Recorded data
------------------------------------------------
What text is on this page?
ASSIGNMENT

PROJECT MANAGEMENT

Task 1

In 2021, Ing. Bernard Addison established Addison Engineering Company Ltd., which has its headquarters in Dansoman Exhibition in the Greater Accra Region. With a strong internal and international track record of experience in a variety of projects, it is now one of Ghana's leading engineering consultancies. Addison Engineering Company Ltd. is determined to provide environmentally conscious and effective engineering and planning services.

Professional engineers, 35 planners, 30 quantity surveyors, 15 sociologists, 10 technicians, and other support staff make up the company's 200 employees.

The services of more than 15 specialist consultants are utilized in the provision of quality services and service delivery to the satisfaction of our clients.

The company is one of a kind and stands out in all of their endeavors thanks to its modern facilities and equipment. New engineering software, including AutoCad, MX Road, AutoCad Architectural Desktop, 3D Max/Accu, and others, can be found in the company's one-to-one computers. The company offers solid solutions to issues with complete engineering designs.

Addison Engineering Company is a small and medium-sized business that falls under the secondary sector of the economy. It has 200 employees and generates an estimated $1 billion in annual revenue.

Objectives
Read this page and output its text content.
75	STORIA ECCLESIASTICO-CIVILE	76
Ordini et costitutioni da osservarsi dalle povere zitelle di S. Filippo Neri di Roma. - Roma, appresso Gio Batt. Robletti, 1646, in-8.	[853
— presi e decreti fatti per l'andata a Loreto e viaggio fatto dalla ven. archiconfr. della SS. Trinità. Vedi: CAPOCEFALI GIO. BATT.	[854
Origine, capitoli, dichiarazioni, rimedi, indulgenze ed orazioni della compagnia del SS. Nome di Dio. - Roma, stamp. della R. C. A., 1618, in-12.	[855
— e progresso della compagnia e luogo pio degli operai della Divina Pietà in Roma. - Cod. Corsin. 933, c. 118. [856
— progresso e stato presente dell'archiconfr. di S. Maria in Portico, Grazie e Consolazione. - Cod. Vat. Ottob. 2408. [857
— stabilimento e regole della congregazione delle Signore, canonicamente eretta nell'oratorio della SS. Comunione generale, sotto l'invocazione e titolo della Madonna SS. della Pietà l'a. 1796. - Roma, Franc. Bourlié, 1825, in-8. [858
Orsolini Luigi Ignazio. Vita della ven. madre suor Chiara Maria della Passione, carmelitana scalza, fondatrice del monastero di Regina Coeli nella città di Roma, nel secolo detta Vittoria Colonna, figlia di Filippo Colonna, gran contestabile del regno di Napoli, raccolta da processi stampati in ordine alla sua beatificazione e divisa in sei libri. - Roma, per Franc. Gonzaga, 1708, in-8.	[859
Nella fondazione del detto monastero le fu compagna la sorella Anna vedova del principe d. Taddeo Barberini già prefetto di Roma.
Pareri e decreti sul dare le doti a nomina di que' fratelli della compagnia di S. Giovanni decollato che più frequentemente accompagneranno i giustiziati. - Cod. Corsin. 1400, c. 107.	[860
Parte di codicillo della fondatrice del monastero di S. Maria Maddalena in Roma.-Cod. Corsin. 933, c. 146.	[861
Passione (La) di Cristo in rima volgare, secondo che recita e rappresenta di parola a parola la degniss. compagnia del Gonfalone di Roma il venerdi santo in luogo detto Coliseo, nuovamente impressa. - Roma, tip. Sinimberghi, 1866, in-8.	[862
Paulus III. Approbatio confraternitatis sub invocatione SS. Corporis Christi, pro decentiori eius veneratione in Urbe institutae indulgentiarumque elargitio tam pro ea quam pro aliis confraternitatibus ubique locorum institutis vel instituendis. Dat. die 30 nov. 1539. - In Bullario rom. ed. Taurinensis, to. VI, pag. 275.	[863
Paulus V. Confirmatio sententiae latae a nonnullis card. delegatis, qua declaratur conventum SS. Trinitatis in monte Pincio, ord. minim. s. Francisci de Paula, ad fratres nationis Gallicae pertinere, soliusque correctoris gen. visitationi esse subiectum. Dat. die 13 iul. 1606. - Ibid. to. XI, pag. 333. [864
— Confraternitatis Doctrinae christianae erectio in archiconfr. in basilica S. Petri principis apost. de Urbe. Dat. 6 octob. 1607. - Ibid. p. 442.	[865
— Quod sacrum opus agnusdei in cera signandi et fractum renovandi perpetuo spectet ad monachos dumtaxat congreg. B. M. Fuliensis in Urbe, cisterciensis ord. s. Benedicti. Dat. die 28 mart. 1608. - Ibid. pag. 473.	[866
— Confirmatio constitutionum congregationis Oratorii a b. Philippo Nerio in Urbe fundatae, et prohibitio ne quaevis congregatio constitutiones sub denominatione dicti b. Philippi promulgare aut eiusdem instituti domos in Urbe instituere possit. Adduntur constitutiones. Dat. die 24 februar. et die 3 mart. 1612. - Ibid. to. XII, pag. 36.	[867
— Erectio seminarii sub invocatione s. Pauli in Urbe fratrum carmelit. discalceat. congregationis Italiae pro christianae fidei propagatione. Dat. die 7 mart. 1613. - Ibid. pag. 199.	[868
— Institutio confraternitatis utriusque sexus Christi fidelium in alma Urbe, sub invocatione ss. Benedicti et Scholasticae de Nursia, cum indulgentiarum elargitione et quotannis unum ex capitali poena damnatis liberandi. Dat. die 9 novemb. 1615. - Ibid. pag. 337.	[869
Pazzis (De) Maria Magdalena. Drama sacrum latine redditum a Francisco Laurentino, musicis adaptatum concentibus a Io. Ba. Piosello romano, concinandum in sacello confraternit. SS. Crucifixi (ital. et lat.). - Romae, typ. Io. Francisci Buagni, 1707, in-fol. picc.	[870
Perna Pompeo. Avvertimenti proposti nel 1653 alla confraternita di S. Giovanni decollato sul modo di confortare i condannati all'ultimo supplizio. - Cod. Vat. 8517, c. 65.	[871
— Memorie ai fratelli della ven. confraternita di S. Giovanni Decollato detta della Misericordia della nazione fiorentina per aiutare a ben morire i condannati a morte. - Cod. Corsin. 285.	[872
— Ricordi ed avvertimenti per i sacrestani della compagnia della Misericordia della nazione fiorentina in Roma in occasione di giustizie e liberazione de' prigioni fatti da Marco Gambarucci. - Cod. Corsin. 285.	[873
------------------------------------------------
### Instructions to follow
Each record must be returned exactly as it is written.

### Final answer
What text is on this page?
ASSIGNMENT

PROJECT MANAGEMENT

Task 1

In 2021, Ing. Bernard Addison established Addison Engineering Company Ltd., which has its headquarters in Dansoman Exhibition in the Greater Accra Region. With a strong internal and international track record of experience in a variety of projects, it is now one of Ghana's leading engineering consultancies. Addison Engineering Company Ltd. is determined to provide environmentally conscious and effective engineering and planning services.

Professional engineers, 35 planners, 30 quantity surveyors, 15 sociologists, 10 technicians, and other support staff make up the company's 200 employees.

The services of more than 15 specialist consultants are utilized in the provision of quality services and service delivery to the satisfaction of our clients.

The company is one of a kind and stands out in all of their endeavors thanks to its modern facilities and equipment. New engineering software, including AutoCad, MX Road, AutoCad Architectural Desktop, 3D Max/Accu, and others, can be found in the company's one-to-one computers. The company offers solid solutions to issues with complete engineering designs.

Addison Engineering Company is a small and medium-sized business that falls under the secondary sector of the economy. It has 200 employees and generates an estimated $1 billion in annual revenue.

Objectives
Read this page and output its text content.
75	STORIA ECCLESIASTICO-CIVILE	76
Ordini et costitutioni da osservarsi dalle povere zitelle di S. Filippo Neri di Roma. - Roma, appresso Gio Batt. Robletti, 1646, in-8.	[853
— presi e decreti fatti per l'andata a Loreto e viaggio fatto dalla ven. archiconfr. della SS. Trinità. Vedi: CAPOCEFALI GIO. BATT.	[854
Origine, capitoli, dichiarazioni, rimedi, indulgenze ed orazioni della compagnia del SS. Nome di Dio. - Roma, stamp. della R. C. A., 1618, in-12.	[855
— e progresso della compagnia e luogo pio degli operai della Divina Pietà in Roma. - Cod. Corsin. 933, c. 118. [856
— progresso e stato presente dell'archiconfr. di S. Maria in Portico, Grazie e Consolazione. - Cod. Vat. Ottob. 2408. [857
— stabilimento e regole della congregazione delle Signore, canonicamente eretta nell'oratorio della SS. Comunione generale, sotto l'invocazione e titolo della Madonna SS. della Pietà l'a. 1796. - Roma, Franc. Bourlié, 1825, in-8. [858
Orsolini Luigi Ignazio. Vita della ven. madre suor Chiara Maria della Passione, carmelitana scalza, fondatrice del monastero di Regina Coeli nella città di Roma, nel secolo detta Vittoria Colonna, figlia di Filippo Colonna, gran contestabile del regno di Napoli, raccolta da processi stampati in ordine alla sua beatificazione e divisa in sei libri. - Roma, per Franc. Gonzaga, 1708, in-8.	[859
Nella fondazione del detto monastero le fu compagna la sorella Anna vedova del principe d. Taddeo Barberini già prefetto di Roma.
Pareri e decreti sul dare le doti a nomina di que' fratelli della compagnia di S. Giovanni decollato che più frequentemente accompagneranno i giustiziati. - Cod. Corsin. 1400, c. 107.	[860
Parte di codicillo della fondatrice del monastero di S. Maria Maddalena in Roma.-Cod. Corsin. 933, c. 146.	[861
Passione (La) di Cristo in rima volgare, secondo che recita e rappresenta di parola a parola la degniss. compagnia del Gonfalone di Roma il venerdi santo in luogo detto Coliseo, nuovamente impressa. - Roma, tip. Sinimberghi, 1866, in-8.	[862
Paulus III. Approbatio confraternitatis sub invocatione SS. Corporis Christi, pro decentiori eius veneratione in Urbe institutae indulgentiarumque elargitio tam pro ea quam pro aliis confraternitatibus ubique locorum institutis vel instituendis. Dat. die 30 nov. 1539. - In Bullario rom. ed. Taurinensis, to. VI, pag. 275.	[863
Paulus V. Confirmatio sententiae latae a nonnullis card. delegatis, qua declaratur conventum SS. Trinitatis in monte Pincio, ord. minim. s. Francisci de Paula, ad fratres nationis Gallicae pertinere, soliusque correctoris gen. visitationi esse subiectum. Dat. die 13 iul. 1606. - Ibid. to. XI, pag. 333. [864
— Confraternitatis Doctrinae christianae erectio in archiconfr. in basilica S. Petri principis apost. de Urbe. Dat. 6 octob. 1607. - Ibid. p. 442.	[865
— Quod sacrum opus agnusdei in cera signandi et fractum renovandi perpetuo spectet ad monachos dumtaxat congreg. B. M. Fuliensis in Urbe, cisterciensis ord. s. Benedicti. Dat. die 28 mart. 1608. - Ibid. pag. 473.	[866
— Confirmatio constitutionum congregationis Oratorii a b. Philippo Nerio in Urbe fundatae, et prohibitio ne quaevis congregatio constitutiones sub denominatione dicti b. Philippi promulgare aut eiusdem instituti domos in Urbe instituere possit. Adduntur constitutiones. Dat. die 24 februar. et die 3 mart. 1612. - Ibid. to. XII, pag. 36.	[867
— Erectio seminarii sub invocatione s. Pauli in Urbe fratrum carmelit. discalceat. congregationis Italiae pro christianae fidei propagatione. Dat. die 7 mart. 1613. - Ibid. pag. 199.	[868
— Institutio confraternitatis utriusque sexus Christi fidelium in alma Urbe, sub invocatione ss. Benedicti et Scholasticae de Nursia, cum indulgentiarum elargitione et quotannis unum ex capitali poena damnatis liberandi. Dat. die 9 novemb. 1615. - Ibid. pag. 337.	[869
Pazzis (De) Maria Magdalena. Drama sacrum latine redditum a Francisco Laurentino, musicis adaptatum concentibus a Io. Ba. Piosello romano, concinandum in sacello confraternit. SS. Crucifixi (ital. et lat.). - Romae, typ. Io. Francisci Buagni, 1707, in-fol. picc.	[870
Perna Pompeo. Avvertimenti proposti nel 1653 alla confraternita di S. Giovanni decollato sul modo di confortare i condannati all'ultimo supplizio. - Cod. Vat. 8517, c. 65.	[871
— Memorie ai fratelli della ven. confraternita di S. Giovanni Decollato detta della Misericordia della nazione fiorentina per aiutare a ben morire i condannati a morte. - Cod. Corsin. 285.	[872
— Ricordi ed avvertimenti per i sacrestani della compagnia della Misericordia della nazione fiorentina in Roma in occasione di giustizie e liberazione de' prigioni fatti da Marco Gambarucci. - Cod. Corsin. 285.	[873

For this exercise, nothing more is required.